- SOURCE DATA -
>> Start
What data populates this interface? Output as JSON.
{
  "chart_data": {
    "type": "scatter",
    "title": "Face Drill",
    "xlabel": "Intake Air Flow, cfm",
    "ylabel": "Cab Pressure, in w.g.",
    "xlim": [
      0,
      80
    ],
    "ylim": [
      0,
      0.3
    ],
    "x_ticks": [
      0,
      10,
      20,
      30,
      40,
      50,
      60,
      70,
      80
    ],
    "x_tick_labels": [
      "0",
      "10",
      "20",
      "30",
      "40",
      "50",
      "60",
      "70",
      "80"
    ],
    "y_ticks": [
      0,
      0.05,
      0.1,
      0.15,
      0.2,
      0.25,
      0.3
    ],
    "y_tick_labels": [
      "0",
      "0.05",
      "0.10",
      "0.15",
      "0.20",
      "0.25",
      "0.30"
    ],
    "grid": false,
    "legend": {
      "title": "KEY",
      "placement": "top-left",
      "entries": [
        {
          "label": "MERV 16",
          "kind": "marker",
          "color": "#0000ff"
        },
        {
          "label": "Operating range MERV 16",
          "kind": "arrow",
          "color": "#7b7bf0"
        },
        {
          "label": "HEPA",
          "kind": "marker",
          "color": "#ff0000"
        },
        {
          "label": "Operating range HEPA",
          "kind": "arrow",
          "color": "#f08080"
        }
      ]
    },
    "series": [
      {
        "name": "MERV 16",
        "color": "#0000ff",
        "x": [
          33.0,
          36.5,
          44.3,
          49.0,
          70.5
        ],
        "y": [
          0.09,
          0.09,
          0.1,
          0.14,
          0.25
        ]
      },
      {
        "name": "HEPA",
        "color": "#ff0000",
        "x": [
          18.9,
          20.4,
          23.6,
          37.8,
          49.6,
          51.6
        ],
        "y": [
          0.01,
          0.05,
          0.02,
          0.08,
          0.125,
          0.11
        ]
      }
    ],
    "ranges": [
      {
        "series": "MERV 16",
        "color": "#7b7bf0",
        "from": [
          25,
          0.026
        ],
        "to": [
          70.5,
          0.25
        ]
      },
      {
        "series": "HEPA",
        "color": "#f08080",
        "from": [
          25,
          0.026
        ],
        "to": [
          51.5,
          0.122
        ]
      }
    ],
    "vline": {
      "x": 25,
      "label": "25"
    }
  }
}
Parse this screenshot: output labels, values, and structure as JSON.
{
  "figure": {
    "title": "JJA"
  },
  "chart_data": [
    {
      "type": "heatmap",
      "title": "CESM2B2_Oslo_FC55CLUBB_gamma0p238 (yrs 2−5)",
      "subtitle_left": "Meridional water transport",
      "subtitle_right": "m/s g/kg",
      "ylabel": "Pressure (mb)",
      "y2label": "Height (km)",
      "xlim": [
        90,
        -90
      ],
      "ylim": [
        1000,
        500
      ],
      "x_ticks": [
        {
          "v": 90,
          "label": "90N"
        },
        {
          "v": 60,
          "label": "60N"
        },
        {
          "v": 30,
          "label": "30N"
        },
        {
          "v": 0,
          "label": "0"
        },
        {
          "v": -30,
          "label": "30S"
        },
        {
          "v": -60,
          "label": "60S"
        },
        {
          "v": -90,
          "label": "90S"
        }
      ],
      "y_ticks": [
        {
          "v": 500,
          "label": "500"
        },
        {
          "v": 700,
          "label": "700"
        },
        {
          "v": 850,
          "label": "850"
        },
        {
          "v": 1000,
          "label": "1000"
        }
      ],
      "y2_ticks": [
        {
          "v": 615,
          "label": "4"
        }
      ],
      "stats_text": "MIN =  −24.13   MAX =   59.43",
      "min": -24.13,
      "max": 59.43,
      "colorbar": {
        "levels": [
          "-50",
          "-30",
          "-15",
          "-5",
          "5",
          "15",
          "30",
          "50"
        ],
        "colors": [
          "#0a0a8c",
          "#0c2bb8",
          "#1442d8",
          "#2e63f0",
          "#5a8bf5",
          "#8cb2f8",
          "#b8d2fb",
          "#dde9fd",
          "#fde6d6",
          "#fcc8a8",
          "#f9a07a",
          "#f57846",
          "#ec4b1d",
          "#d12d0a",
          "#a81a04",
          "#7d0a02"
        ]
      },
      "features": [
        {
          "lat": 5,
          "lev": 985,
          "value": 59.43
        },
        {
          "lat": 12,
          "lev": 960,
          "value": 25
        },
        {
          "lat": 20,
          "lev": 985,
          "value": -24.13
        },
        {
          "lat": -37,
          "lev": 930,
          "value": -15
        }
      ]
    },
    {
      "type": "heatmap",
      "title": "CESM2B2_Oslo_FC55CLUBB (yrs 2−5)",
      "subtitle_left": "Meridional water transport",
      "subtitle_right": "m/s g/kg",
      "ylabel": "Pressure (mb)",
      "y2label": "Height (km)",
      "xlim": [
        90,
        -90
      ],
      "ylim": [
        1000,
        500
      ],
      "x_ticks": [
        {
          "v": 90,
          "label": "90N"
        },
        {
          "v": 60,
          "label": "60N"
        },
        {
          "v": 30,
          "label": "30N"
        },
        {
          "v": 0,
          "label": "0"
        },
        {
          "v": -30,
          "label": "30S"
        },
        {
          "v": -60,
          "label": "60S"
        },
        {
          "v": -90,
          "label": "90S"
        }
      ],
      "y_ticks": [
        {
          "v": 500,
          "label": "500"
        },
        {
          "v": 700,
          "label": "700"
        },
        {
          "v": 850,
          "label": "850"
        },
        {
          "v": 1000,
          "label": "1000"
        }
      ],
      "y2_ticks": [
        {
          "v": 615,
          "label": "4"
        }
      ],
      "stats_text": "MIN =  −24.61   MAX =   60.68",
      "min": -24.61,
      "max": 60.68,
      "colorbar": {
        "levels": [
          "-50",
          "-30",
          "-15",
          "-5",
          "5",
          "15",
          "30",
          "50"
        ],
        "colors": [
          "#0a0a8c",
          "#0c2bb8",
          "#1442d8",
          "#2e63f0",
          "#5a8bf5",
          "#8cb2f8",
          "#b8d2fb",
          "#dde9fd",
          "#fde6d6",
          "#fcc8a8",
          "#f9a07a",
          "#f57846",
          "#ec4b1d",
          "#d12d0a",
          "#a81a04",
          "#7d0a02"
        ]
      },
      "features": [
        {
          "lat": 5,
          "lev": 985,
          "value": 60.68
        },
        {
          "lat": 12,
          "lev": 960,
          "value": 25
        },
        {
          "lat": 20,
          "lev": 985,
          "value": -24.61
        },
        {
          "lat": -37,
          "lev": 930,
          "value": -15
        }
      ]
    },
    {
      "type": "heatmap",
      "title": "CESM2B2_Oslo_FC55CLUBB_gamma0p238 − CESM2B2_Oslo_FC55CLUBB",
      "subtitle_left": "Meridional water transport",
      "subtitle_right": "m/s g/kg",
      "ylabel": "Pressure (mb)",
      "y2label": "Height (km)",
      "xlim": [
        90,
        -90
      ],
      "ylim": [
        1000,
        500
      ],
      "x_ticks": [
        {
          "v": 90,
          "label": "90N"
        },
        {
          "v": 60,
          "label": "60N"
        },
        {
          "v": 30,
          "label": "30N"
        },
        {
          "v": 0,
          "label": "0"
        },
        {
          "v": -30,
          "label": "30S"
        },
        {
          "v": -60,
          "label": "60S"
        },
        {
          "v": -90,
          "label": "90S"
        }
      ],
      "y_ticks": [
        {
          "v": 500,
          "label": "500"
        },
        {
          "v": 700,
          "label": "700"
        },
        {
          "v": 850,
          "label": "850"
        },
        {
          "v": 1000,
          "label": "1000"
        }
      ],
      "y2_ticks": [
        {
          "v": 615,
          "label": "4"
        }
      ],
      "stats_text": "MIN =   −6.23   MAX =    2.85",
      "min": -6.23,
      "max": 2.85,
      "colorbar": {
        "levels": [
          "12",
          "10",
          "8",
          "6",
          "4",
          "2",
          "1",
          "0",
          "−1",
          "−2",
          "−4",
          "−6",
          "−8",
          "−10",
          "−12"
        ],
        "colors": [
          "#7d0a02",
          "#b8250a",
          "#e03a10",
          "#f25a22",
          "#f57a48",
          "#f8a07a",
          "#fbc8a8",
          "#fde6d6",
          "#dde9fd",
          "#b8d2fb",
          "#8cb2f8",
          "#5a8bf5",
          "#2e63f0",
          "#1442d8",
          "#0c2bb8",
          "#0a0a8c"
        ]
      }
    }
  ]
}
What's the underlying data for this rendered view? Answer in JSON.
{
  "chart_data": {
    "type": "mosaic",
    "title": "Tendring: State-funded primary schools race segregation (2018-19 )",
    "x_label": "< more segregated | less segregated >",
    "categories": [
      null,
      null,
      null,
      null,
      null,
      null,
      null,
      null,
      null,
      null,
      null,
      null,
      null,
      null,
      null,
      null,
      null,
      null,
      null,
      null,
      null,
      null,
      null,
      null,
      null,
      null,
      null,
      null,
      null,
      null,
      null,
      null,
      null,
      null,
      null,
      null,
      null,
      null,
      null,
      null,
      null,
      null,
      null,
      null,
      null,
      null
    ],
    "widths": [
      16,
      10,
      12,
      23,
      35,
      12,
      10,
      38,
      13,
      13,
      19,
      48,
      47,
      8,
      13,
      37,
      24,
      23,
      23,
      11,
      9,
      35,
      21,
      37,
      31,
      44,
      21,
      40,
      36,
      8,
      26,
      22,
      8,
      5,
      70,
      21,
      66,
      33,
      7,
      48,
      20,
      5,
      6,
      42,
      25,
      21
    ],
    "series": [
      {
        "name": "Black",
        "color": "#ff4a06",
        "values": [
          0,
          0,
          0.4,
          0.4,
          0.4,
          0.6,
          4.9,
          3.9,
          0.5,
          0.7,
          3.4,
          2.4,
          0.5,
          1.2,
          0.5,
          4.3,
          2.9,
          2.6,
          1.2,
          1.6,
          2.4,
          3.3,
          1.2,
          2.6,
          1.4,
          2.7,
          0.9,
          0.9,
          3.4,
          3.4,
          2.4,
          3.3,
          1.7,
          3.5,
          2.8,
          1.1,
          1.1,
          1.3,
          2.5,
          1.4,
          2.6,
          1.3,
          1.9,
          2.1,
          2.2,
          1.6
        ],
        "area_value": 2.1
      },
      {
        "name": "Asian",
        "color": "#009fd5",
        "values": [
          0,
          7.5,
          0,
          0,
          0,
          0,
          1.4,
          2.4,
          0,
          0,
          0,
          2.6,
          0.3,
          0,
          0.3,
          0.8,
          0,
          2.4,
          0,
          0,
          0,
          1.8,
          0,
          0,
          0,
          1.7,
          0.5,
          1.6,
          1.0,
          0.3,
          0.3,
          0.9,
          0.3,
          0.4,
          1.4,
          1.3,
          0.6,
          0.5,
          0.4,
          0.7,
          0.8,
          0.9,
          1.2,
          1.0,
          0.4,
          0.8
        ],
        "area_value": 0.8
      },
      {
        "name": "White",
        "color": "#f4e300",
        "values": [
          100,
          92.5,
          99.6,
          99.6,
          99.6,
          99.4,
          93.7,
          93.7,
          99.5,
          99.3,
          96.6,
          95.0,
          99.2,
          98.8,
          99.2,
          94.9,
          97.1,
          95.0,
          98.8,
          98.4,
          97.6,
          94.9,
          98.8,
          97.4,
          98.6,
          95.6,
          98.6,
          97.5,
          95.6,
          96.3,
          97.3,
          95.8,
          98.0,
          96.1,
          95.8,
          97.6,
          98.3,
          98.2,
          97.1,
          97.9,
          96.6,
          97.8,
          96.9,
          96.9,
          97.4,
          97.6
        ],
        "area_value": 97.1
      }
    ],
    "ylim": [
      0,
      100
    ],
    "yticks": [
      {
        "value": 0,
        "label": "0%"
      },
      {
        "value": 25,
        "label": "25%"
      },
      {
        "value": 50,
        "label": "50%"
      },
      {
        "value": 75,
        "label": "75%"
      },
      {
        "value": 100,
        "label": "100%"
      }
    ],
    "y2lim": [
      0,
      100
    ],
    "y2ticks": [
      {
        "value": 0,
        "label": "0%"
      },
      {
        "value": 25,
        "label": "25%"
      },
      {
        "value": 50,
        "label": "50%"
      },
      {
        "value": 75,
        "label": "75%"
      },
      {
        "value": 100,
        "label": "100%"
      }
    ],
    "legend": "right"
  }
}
>> End
- INSTRUCTION -
How many of the lines above hold "MERV"? Answer with only the number.

- WRITTEN RESPONSE -
4